RECORD EXTRACTS
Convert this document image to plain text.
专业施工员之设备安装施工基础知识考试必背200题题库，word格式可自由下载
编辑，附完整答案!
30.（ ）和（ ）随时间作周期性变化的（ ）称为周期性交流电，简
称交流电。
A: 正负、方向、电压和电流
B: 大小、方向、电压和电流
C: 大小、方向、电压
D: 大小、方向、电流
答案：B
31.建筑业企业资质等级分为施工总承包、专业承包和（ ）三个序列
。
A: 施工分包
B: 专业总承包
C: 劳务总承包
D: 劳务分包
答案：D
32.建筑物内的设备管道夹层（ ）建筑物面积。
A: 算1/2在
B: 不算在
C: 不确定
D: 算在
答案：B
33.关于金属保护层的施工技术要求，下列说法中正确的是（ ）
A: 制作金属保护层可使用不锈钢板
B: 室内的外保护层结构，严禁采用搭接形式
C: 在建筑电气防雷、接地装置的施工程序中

TASK BRIEF
Each entry above is to be quoted exactly.

THE RESULT
Convert this document image to plain text.
专业施工员之设备安装施工基础知识考试必背200题题库，word格式可自由下载
编辑，附完整答案!
30.（ ）和（ ）随时间作周期性变化的（ ）称为周期性交流电，简
称交流电。
A: 正负、方向、电压和电流
B: 大小、方向、电压和电流
C: 大小、方向、电压
D: 大小、方向、电流
答案：B
31.建筑业企业资质等级分为施工总承包、专业承包和（ ）三个序列
。
A: 施工分包
B: 专业总承包
C: 劳务总承包
D: 劳务分包
答案：D
32.建筑物内的设备管道夹层（ ）建筑物面积。
A: 算1/2在
B: 不算在
C: 不确定
D: 算在
答案：B
33.关于金属保护层的施工技术要求，下列说法中正确的是（ ）
A: 制作金属保护层可使用不锈钢板
B: 室内的外保护层结构，严禁采用搭接形式
C: 在建筑电气防雷、接地装置的施工程序中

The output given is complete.